* **PROBLEM DETAILS**
Locate and copy all lines bearing the word "JSON".

* **STORED ROWS**

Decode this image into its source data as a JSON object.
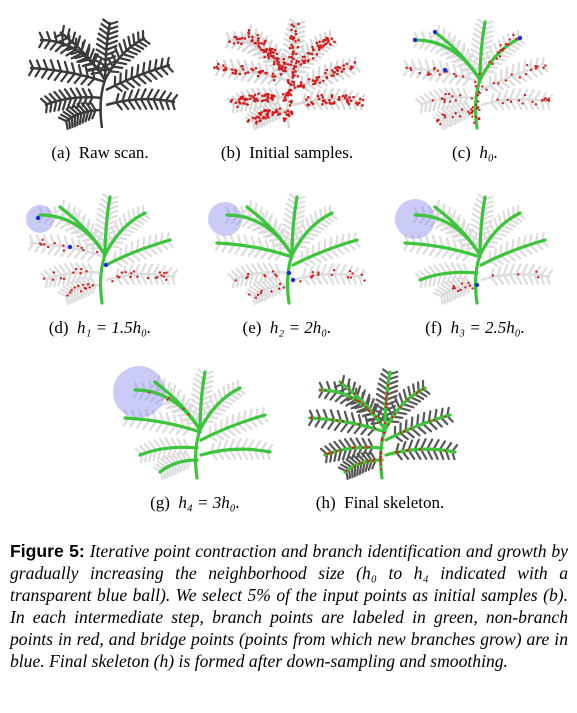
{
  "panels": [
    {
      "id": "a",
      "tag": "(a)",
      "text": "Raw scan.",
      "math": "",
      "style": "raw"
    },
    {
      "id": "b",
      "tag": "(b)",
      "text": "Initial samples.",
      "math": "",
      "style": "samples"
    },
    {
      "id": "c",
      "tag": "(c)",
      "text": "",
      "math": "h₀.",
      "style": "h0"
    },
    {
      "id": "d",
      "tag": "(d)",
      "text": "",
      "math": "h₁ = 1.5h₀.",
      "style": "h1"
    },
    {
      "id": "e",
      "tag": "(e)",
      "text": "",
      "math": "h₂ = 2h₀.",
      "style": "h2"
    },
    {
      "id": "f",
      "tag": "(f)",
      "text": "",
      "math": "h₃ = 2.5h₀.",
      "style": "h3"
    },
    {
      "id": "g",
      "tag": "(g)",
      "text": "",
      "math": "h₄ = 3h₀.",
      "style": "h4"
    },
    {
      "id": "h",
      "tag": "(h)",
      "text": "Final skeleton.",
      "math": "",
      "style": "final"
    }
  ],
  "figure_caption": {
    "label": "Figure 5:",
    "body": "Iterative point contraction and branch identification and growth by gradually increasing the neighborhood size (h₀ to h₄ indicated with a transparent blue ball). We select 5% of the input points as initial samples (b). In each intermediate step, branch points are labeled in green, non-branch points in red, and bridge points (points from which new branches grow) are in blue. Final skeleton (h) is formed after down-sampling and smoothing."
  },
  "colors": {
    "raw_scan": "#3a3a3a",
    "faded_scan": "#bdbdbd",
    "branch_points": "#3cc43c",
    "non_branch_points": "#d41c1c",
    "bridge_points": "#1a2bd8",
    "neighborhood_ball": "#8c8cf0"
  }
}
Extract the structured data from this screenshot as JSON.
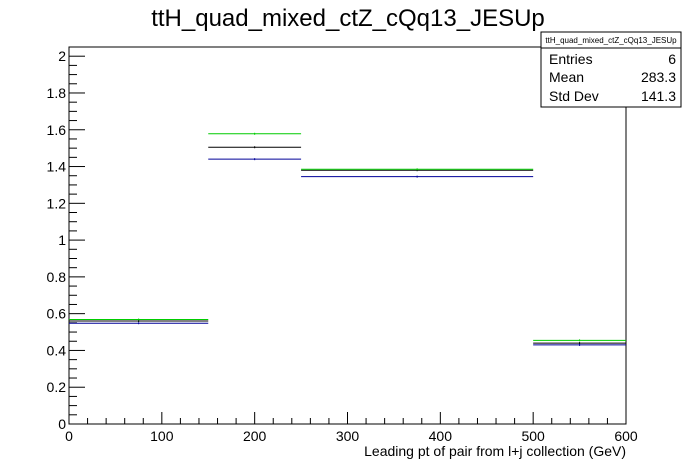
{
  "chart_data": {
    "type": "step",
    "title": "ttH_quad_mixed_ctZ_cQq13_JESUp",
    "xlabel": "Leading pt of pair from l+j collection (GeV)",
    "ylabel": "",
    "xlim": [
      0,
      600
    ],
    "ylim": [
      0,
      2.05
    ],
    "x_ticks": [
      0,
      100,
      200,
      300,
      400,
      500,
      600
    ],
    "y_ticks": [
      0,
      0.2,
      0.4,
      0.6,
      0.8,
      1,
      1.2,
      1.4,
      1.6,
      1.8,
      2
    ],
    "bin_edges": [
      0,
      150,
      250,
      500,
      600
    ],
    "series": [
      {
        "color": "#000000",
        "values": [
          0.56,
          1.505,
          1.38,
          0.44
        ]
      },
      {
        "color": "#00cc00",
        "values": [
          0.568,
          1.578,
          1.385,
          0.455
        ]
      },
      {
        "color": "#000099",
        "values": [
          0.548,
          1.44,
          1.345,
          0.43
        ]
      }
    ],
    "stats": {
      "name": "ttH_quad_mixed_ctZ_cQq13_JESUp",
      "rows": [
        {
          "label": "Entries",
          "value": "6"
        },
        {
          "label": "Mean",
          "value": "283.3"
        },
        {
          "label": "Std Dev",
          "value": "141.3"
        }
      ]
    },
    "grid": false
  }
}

* **WRITTEN SOLUTION**
Decode this image into its source data as a JSON object.
Extract the structured data from this screenshot as JSON.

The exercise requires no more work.